▸ Your goal
The records below need retyping in full; give them again exactly.

▸ Material to process
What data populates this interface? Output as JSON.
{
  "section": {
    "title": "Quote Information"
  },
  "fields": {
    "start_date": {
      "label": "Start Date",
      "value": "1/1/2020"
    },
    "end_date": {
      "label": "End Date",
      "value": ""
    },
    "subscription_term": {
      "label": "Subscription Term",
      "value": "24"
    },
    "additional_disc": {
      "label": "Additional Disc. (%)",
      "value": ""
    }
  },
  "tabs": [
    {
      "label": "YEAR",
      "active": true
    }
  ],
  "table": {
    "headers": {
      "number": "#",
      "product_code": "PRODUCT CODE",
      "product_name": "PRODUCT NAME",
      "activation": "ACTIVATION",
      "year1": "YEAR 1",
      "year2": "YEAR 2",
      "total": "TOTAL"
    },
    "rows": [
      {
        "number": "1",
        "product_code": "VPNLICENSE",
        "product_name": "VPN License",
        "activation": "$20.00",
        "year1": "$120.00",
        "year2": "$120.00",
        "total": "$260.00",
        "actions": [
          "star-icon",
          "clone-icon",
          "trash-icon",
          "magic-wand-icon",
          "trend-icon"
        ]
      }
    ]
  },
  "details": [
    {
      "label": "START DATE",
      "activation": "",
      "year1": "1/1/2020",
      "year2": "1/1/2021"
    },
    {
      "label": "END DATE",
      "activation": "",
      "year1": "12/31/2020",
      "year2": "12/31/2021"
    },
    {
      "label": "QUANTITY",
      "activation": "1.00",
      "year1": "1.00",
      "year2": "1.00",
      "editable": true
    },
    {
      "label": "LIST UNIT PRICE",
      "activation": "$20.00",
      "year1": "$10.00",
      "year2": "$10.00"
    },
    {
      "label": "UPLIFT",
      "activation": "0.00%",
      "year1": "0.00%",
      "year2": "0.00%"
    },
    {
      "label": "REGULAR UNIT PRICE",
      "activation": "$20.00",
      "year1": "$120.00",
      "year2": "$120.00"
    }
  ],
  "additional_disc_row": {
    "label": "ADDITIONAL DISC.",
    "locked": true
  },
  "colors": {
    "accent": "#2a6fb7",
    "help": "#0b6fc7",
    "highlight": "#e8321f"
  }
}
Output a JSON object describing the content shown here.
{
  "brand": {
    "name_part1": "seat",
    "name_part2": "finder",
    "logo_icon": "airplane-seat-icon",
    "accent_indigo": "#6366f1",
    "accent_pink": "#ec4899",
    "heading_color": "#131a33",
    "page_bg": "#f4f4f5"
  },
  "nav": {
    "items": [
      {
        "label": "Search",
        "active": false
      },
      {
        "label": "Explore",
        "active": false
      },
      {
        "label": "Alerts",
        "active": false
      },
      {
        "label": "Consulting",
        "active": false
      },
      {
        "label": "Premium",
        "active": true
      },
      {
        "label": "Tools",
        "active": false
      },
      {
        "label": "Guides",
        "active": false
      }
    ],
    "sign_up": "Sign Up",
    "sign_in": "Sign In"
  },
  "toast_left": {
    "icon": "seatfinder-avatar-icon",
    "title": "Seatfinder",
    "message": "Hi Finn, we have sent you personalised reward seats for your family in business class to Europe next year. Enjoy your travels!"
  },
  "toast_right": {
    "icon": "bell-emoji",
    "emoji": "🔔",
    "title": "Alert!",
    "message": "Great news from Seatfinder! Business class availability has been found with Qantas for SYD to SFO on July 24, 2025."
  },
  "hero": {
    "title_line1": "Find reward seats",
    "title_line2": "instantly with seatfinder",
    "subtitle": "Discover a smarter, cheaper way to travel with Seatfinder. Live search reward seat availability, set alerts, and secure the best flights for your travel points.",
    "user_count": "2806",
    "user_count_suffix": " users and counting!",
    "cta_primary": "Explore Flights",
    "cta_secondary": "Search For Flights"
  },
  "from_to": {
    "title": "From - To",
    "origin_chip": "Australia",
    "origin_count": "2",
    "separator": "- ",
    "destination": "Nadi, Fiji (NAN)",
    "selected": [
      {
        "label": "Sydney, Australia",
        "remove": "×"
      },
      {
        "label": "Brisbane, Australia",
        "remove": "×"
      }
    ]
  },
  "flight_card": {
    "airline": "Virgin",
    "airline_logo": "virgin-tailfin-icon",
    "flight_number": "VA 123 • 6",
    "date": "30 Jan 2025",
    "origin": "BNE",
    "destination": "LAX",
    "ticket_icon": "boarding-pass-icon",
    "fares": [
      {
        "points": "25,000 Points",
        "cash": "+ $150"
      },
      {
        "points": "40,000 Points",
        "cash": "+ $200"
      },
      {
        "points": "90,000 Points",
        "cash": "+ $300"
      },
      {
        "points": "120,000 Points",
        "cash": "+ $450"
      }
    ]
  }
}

▸ The answer
What data populates this interface? Output as JSON.
{
  "section": {
    "title": "Quote Information"
  },
  "fields": {
    "start_date": {
      "label": "Start Date",
      "value": "1/1/2020"
    },
    "end_date": {
      "label": "End Date",
      "value": ""
    },
    "subscription_term": {
      "label": "Subscription Term",
      "value": "24"
    },
    "additional_disc": {
      "label": "Additional Disc. (%)",
      "value": ""
    }
  },
  "tabs": [
    {
      "label": "YEAR",
      "active": true
    }
  ],
  "table": {
    "headers": {
      "number": "#",
      "product_code": "PRODUCT CODE",
      "product_name": "PRODUCT NAME",
      "activation": "ACTIVATION",
      "year1": "YEAR 1",
      "year2": "YEAR 2",
      "total": "TOTAL"
    },
    "rows": [
      {
        "number": "1",
        "product_code": "VPNLICENSE",
        "product_name": "VPN License",
        "activation": "$20.00",
        "year1": "$120.00",
        "year2": "$120.00",
        "total": "$260.00",
        "actions": [
          "star-icon",
          "clone-icon",
          "trash-icon",
          "magic-wand-icon",
          "trend-icon"
        ]
      }
    ]
  },
  "details": [
    {
      "label": "START DATE",
      "activation": "",
      "year1": "1/1/2020",
      "year2": "1/1/2021"
    },
    {
      "label": "END DATE",
      "activation": "",
      "year1": "12/31/2020",
      "year2": "12/31/2021"
    },
    {
      "label": "QUANTITY",
      "activation": "1.00",
      "year1": "1.00",
      "year2": "1.00",
      "editable": true
    },
    {
      "label": "LIST UNIT PRICE",
      "activation": "$20.00",
      "year1": "$10.00",
      "year2": "$10.00"
    },
    {
      "label": "UPLIFT",
      "activation": "0.00%",
      "year1": "0.00%",
      "year2": "0.00%"
    },
    {
      "label": "REGULAR UNIT PRICE",
      "activation": "$20.00",
      "year1": "$120.00",
      "year2": "$120.00"
    }
  ],
  "additional_disc_row": {
    "label": "ADDITIONAL DISC.",
    "locked": true
  },
  "colors": {
    "accent": "#2a6fb7",
    "help": "#0b6fc7",
    "highlight": "#e8321f"
  }
}
Output a JSON object describing the content shown here.
{
  "brand": {
    "name_part1": "seat",
    "name_part2": "finder",
    "logo_icon": "airplane-seat-icon",
    "accent_indigo": "#6366f1",
    "accent_pink": "#ec4899",
    "heading_color": "#131a33",
    "page_bg": "#f4f4f5"
  },
  "nav": {
    "items": [
      {
        "label": "Search",
        "active": false
      },
      {
        "label": "Explore",
        "active": false
      },
      {
        "label": "Alerts",
        "active": false
      },
      {
        "label": "Consulting",
        "active": false
      },
      {
        "label": "Premium",
        "active": true
      },
      {
        "label": "Tools",
        "active": false
      },
      {
        "label": "Guides",
        "active": false
      }
    ],
    "sign_up": "Sign Up",
    "sign_in": "Sign In"
  },
  "toast_left": {
    "icon": "seatfinder-avatar-icon",
    "title": "Seatfinder",
    "message": "Hi Finn, we have sent you personalised reward seats for your family in business class to Europe next year. Enjoy your travels!"
  },
  "toast_right": {
    "icon": "bell-emoji",
    "emoji": "🔔",
    "title": "Alert!",
    "message": "Great news from Seatfinder! Business class availability has been found with Qantas for SYD to SFO on July 24, 2025."
  },
  "hero": {
    "title_line1": "Find reward seats",
    "title_line2": "instantly with seatfinder",
    "subtitle": "Discover a smarter, cheaper way to travel with Seatfinder. Live search reward seat availability, set alerts, and secure the best flights for your travel points.",
    "user_count": "2806",
    "user_count_suffix": " users and counting!",
    "cta_primary": "Explore Flights",
    "cta_secondary": "Search For Flights"
  },
  "from_to": {
    "title": "From - To",
    "origin_chip": "Australia",
    "origin_count": "2",
    "separator": "- ",
    "destination": "Nadi, Fiji (NAN)",
    "selected": [
      {
        "label": "Sydney, Australia",
        "remove": "×"
      },
      {
        "label": "Brisbane, Australia",
        "remove": "×"
      }
    ]
  },
  "flight_card": {
    "airline": "Virgin",
    "airline_logo": "virgin-tailfin-icon",
    "flight_number": "VA 123 • 6",
    "date": "30 Jan 2025",
    "origin": "BNE",
    "destination": "LAX",
    "ticket_icon": "boarding-pass-icon",
    "fares": [
      {
        "points": "25,000 Points",
        "cash": "+ $150"
      },
      {
        "points": "40,000 Points",
        "cash": "+ $200"
      },
      {
        "points": "90,000 Points",
        "cash": "+ $300"
      },
      {
        "points": "120,000 Points",
        "cash": "+ $450"
      }
    ]
  }
}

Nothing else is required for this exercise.